-- START Source records --

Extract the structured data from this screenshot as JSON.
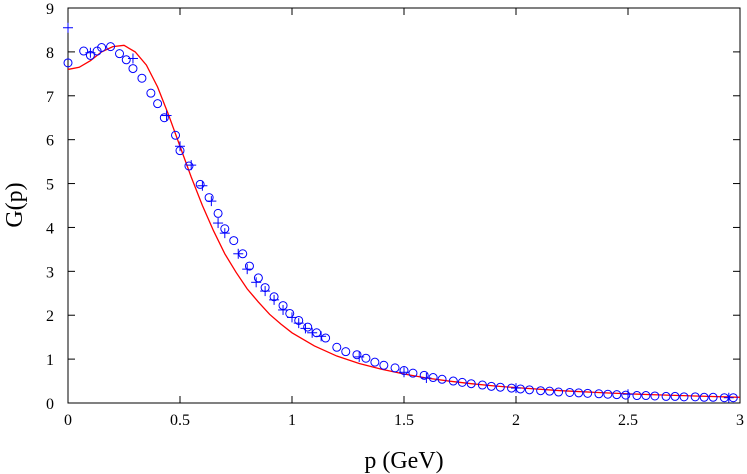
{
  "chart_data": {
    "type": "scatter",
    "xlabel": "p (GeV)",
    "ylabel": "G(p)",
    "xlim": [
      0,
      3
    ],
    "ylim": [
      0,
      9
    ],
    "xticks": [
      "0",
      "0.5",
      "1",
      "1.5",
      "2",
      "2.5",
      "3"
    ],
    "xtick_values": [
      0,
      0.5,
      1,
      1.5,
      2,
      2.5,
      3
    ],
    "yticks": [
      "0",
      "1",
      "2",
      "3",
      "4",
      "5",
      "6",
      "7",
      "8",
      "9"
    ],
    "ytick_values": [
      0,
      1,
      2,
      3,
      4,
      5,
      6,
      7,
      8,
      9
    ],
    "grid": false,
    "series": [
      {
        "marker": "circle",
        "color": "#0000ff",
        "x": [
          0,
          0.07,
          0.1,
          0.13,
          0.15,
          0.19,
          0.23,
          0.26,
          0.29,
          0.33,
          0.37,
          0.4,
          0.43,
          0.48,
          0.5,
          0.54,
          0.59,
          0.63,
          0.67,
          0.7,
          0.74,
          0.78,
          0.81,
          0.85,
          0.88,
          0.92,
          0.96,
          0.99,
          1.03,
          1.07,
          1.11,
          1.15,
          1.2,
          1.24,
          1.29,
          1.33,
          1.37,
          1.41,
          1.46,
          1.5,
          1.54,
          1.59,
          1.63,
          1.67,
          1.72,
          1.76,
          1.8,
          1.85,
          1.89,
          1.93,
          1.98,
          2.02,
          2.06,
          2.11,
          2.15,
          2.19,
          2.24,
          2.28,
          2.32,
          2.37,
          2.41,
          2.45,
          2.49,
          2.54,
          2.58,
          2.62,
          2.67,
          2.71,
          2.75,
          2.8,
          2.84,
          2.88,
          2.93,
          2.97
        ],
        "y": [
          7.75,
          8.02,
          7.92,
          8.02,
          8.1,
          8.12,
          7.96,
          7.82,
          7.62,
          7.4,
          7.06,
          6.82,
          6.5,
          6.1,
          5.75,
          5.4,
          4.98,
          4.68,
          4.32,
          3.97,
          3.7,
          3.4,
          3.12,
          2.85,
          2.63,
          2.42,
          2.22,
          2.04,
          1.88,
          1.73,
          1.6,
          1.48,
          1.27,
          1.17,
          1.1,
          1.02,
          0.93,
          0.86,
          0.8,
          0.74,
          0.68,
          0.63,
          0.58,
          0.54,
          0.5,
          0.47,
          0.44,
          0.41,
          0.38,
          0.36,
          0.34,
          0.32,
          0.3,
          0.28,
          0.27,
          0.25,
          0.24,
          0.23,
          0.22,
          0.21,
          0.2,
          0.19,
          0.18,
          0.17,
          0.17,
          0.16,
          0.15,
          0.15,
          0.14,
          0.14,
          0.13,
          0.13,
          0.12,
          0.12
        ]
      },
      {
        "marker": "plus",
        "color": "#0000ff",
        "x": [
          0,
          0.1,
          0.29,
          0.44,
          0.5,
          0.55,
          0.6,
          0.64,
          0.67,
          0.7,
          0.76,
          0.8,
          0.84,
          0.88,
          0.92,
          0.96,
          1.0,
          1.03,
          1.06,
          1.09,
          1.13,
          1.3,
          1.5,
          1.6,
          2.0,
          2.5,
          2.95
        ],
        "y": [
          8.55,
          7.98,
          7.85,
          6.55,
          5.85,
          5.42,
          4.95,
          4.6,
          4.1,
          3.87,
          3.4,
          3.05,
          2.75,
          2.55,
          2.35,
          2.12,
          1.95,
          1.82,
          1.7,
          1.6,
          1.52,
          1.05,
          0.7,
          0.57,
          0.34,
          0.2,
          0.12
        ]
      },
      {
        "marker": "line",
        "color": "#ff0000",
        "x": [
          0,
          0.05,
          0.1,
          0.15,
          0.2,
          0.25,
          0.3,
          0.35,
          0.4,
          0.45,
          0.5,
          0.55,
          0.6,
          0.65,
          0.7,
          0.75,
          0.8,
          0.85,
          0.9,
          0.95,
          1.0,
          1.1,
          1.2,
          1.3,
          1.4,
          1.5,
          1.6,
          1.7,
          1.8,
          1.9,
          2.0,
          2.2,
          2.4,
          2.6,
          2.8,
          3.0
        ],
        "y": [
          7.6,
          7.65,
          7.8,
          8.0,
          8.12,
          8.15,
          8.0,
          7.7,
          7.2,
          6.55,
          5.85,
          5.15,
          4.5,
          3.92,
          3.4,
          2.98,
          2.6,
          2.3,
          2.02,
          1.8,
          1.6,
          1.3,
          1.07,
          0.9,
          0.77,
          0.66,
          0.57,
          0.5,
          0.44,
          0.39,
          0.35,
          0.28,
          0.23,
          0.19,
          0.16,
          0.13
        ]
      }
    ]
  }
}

-- END Source records --

Problem details — Reproduce each record from above exactly; pictures do not belong in the copy.

Solved exercise —
Extract the structured data from this screenshot as JSON.
{
  "chart_data": {
    "type": "scatter",
    "xlabel": "p (GeV)",
    "ylabel": "G(p)",
    "xlim": [
      0,
      3
    ],
    "ylim": [
      0,
      9
    ],
    "xticks": [
      "0",
      "0.5",
      "1",
      "1.5",
      "2",
      "2.5",
      "3"
    ],
    "xtick_values": [
      0,
      0.5,
      1,
      1.5,
      2,
      2.5,
      3
    ],
    "yticks": [
      "0",
      "1",
      "2",
      "3",
      "4",
      "5",
      "6",
      "7",
      "8",
      "9"
    ],
    "ytick_values": [
      0,
      1,
      2,
      3,
      4,
      5,
      6,
      7,
      8,
      9
    ],
    "grid": false,
    "series": [
      {
        "marker": "circle",
        "color": "#0000ff",
        "x": [
          0,
          0.07,
          0.1,
          0.13,
          0.15,
          0.19,
          0.23,
          0.26,
          0.29,
          0.33,
          0.37,
          0.4,
          0.43,
          0.48,
          0.5,
          0.54,
          0.59,
          0.63,
          0.67,
          0.7,
          0.74,
          0.78,
          0.81,
          0.85,
          0.88,
          0.92,
          0.96,
          0.99,
          1.03,
          1.07,
          1.11,
          1.15,
          1.2,
          1.24,
          1.29,
          1.33,
          1.37,
          1.41,
          1.46,
          1.5,
          1.54,
          1.59,
          1.63,
          1.67,
          1.72,
          1.76,
          1.8,
          1.85,
          1.89,
          1.93,
          1.98,
          2.02,
          2.06,
          2.11,
          2.15,
          2.19,
          2.24,
          2.28,
          2.32,
          2.37,
          2.41,
          2.45,
          2.49,
          2.54,
          2.58,
          2.62,
          2.67,
          2.71,
          2.75,
          2.8,
          2.84,
          2.88,
          2.93,
          2.97
        ],
        "y": [
          7.75,
          8.02,
          7.92,
          8.02,
          8.1,
          8.12,
          7.96,
          7.82,
          7.62,
          7.4,
          7.06,
          6.82,
          6.5,
          6.1,
          5.75,
          5.4,
          4.98,
          4.68,
          4.32,
          3.97,
          3.7,
          3.4,
          3.12,
          2.85,
          2.63,
          2.42,
          2.22,
          2.04,
          1.88,
          1.73,
          1.6,
          1.48,
          1.27,
          1.17,
          1.1,
          1.02,
          0.93,
          0.86,
          0.8,
          0.74,
          0.68,
          0.63,
          0.58,
          0.54,
          0.5,
          0.47,
          0.44,
          0.41,
          0.38,
          0.36,
          0.34,
          0.32,
          0.3,
          0.28,
          0.27,
          0.25,
          0.24,
          0.23,
          0.22,
          0.21,
          0.2,
          0.19,
          0.18,
          0.17,
          0.17,
          0.16,
          0.15,
          0.15,
          0.14,
          0.14,
          0.13,
          0.13,
          0.12,
          0.12
        ]
      },
      {
        "marker": "plus",
        "color": "#0000ff",
        "x": [
          0,
          0.1,
          0.29,
          0.44,
          0.5,
          0.55,
          0.6,
          0.64,
          0.67,
          0.7,
          0.76,
          0.8,
          0.84,
          0.88,
          0.92,
          0.96,
          1.0,
          1.03,
          1.06,
          1.09,
          1.13,
          1.3,
          1.5,
          1.6,
          2.0,
          2.5,
          2.95
        ],
        "y": [
          8.55,
          7.98,
          7.85,
          6.55,
          5.85,
          5.42,
          4.95,
          4.6,
          4.1,
          3.87,
          3.4,
          3.05,
          2.75,
          2.55,
          2.35,
          2.12,
          1.95,
          1.82,
          1.7,
          1.6,
          1.52,
          1.05,
          0.7,
          0.57,
          0.34,
          0.2,
          0.12
        ]
      },
      {
        "marker": "line",
        "color": "#ff0000",
        "x": [
          0,
          0.05,
          0.1,
          0.15,
          0.2,
          0.25,
          0.3,
          0.35,
          0.4,
          0.45,
          0.5,
          0.55,
          0.6,
          0.65,
          0.7,
          0.75,
          0.8,
          0.85,
          0.9,
          0.95,
          1.0,
          1.1,
          1.2,
          1.3,
          1.4,
          1.5,
          1.6,
          1.7,
          1.8,
          1.9,
          2.0,
          2.2,
          2.4,
          2.6,
          2.8,
          3.0
        ],
        "y": [
          7.6,
          7.65,
          7.8,
          8.0,
          8.12,
          8.15,
          8.0,
          7.7,
          7.2,
          6.55,
          5.85,
          5.15,
          4.5,
          3.92,
          3.4,
          2.98,
          2.6,
          2.3,
          2.02,
          1.8,
          1.6,
          1.3,
          1.07,
          0.9,
          0.77,
          0.66,
          0.57,
          0.5,
          0.44,
          0.39,
          0.35,
          0.28,
          0.23,
          0.19,
          0.16,
          0.13
        ]
      }
    ]
  }
}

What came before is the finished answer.